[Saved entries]
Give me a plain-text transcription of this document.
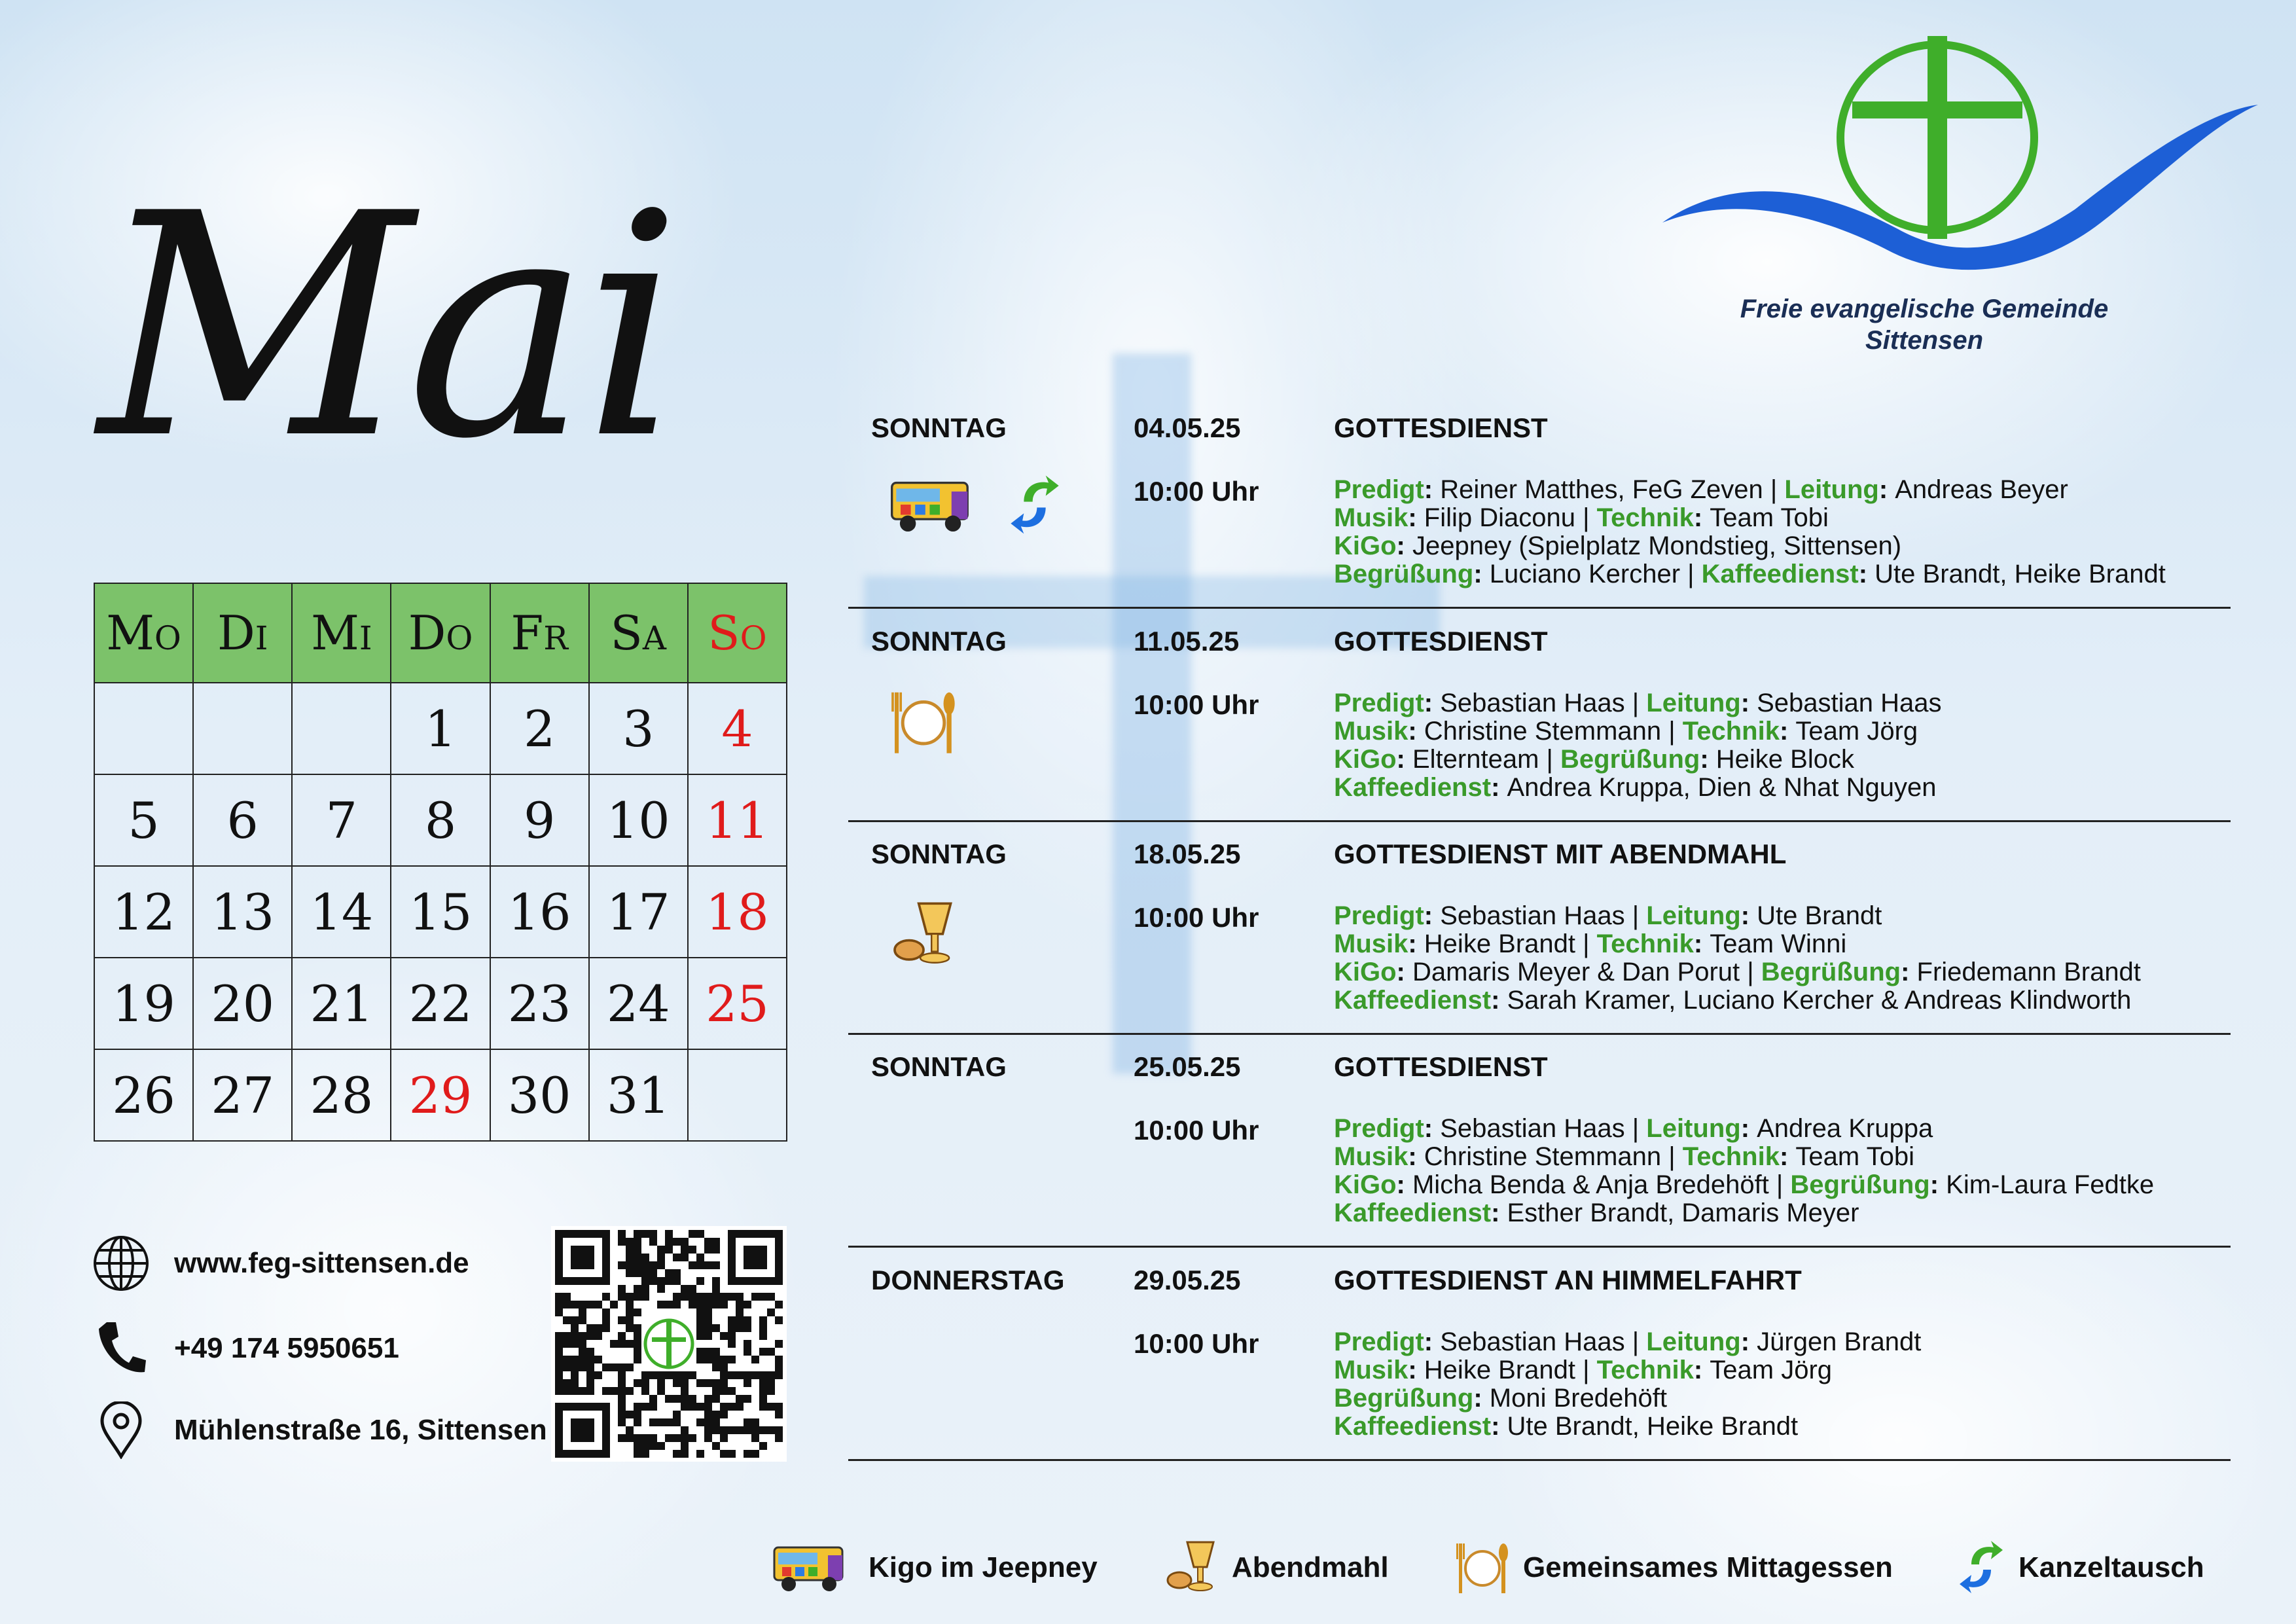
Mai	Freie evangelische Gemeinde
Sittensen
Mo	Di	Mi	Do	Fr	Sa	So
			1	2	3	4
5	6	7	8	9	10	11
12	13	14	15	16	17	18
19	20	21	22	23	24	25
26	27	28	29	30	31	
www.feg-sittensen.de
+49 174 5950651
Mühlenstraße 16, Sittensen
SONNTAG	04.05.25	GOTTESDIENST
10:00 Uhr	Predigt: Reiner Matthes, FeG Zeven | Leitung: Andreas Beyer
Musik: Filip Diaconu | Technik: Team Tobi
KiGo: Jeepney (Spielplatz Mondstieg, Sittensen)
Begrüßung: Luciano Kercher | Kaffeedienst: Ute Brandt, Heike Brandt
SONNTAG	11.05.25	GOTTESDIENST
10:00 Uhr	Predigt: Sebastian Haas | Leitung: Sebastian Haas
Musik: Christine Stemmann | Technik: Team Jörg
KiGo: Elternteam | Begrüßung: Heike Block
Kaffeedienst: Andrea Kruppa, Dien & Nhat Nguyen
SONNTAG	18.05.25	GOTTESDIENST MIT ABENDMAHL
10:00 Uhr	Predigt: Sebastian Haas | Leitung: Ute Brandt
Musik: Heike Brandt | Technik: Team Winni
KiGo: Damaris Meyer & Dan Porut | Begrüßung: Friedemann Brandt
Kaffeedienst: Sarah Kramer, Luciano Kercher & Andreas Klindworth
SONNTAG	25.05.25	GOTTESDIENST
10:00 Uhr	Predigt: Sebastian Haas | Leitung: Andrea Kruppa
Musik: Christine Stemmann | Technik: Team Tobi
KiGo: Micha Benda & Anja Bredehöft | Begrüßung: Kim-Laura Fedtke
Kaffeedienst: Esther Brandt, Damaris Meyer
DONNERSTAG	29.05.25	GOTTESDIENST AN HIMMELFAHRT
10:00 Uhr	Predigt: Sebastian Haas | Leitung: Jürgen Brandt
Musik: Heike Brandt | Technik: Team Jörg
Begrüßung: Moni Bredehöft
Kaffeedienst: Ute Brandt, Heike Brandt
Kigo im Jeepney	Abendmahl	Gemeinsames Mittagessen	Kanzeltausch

==

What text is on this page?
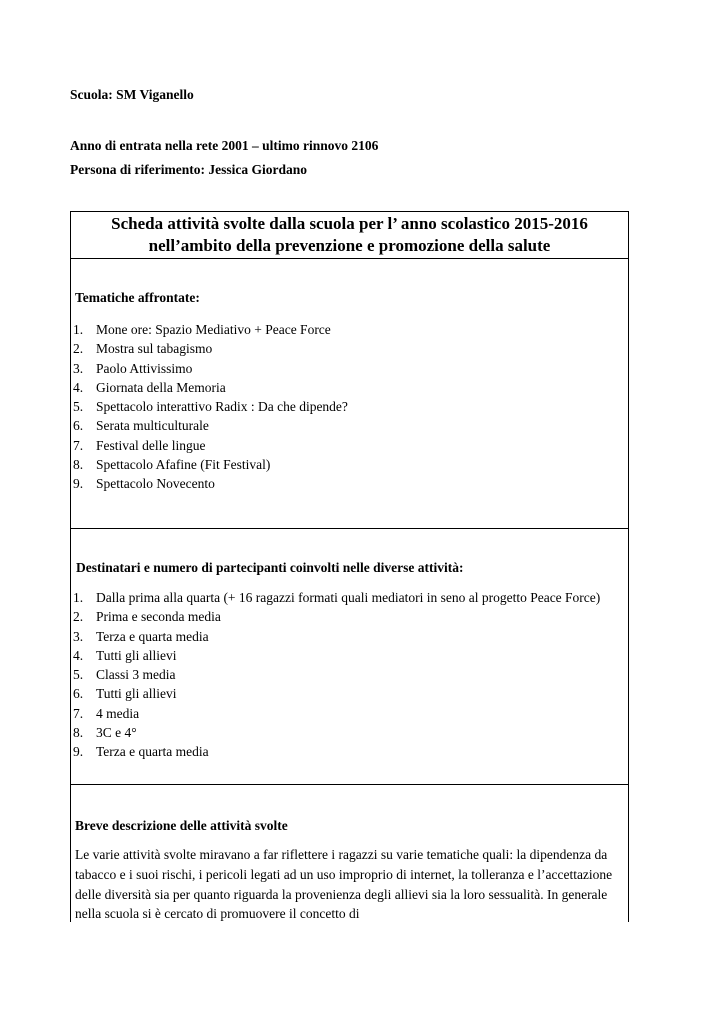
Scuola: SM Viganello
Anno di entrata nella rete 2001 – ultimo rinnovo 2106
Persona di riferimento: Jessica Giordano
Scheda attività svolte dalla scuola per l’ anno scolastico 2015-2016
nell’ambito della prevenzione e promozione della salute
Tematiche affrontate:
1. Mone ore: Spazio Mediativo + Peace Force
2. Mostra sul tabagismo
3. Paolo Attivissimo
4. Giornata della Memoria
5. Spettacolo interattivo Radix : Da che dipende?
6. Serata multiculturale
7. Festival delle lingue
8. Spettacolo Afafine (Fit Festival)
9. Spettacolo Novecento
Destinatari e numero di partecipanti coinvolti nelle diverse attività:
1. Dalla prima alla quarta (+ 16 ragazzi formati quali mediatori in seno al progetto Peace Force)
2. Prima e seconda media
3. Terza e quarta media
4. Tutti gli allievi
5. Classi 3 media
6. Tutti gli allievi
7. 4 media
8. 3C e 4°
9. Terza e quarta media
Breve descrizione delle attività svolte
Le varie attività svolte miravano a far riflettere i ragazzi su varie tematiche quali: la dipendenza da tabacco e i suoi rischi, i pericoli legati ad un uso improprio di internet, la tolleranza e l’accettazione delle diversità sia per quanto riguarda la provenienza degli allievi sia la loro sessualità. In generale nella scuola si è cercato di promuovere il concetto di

==

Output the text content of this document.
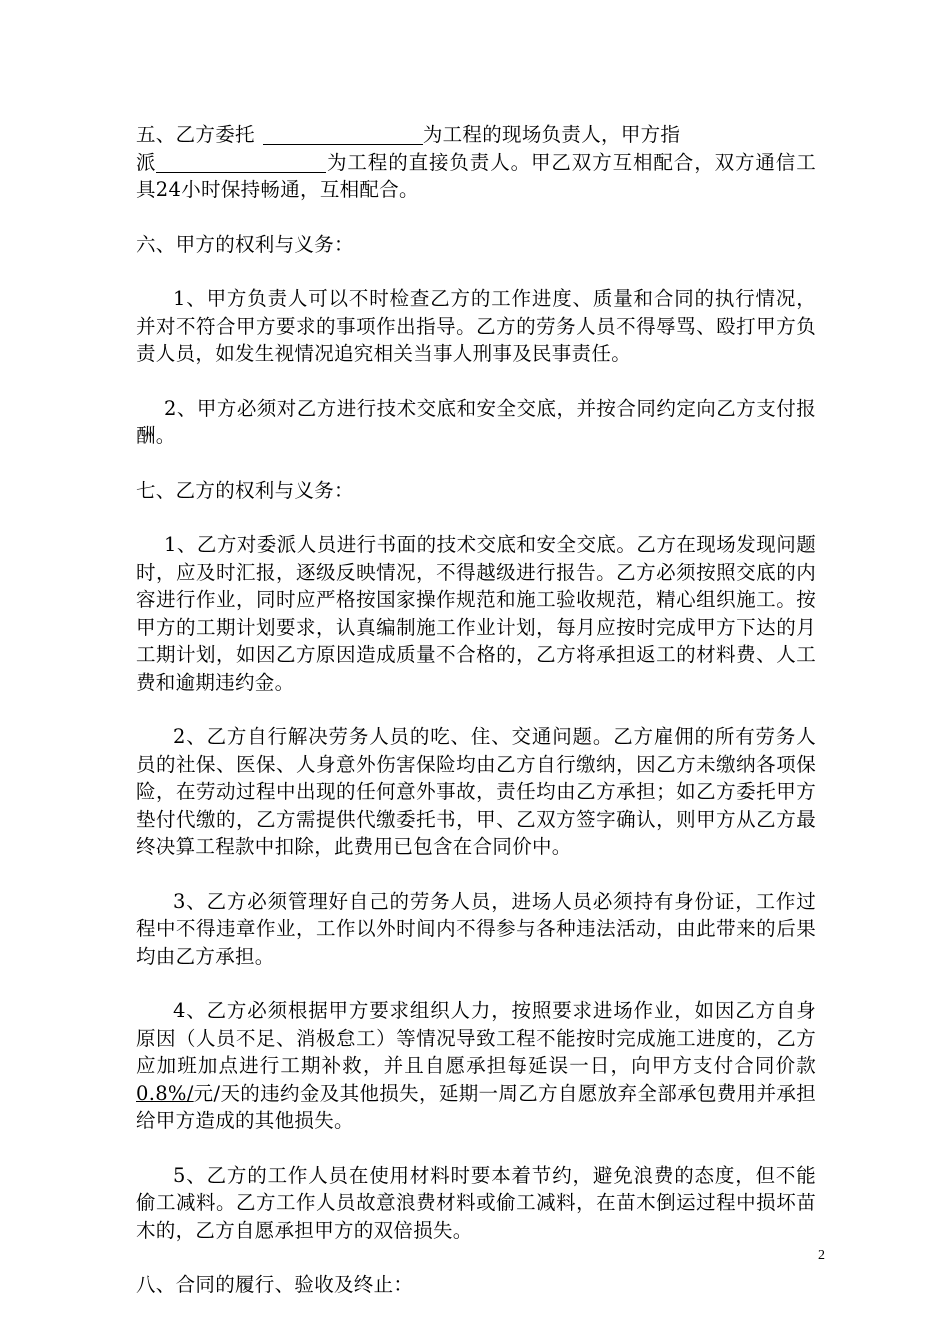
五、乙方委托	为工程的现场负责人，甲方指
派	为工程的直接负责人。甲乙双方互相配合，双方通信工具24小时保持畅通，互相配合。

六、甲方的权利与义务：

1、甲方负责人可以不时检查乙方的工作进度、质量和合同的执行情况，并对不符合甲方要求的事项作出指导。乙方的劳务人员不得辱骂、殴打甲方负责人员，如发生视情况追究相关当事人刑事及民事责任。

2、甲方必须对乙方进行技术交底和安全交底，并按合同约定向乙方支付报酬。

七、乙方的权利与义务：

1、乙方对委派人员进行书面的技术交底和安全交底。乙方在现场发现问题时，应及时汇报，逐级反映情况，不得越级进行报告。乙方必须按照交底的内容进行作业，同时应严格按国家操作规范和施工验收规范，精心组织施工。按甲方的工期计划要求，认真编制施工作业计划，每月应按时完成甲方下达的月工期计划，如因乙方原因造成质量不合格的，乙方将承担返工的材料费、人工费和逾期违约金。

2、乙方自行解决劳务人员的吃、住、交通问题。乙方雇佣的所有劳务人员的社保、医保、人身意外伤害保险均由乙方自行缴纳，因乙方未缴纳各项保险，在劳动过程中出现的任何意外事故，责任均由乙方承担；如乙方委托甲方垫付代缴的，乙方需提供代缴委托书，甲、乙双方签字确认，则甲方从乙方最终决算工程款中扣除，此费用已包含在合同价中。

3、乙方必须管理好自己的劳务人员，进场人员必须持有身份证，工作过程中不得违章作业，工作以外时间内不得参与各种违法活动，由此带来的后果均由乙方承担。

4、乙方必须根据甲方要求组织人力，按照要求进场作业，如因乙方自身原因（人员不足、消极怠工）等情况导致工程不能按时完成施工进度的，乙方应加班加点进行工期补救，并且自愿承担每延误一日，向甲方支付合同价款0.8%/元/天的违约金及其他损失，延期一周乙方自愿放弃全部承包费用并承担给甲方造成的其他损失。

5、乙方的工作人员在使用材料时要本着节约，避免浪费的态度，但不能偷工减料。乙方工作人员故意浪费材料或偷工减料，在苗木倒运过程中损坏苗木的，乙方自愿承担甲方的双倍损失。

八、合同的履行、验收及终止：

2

• Written exercise: Gather up, from the records above, each line where the word "Meyer" appears.

• Result:
KiGo: Damaris Meyer & Dan Porut | Begrüßung: Friedemann Brandt
Kaffeedienst: Esther Brandt, Damaris Meyer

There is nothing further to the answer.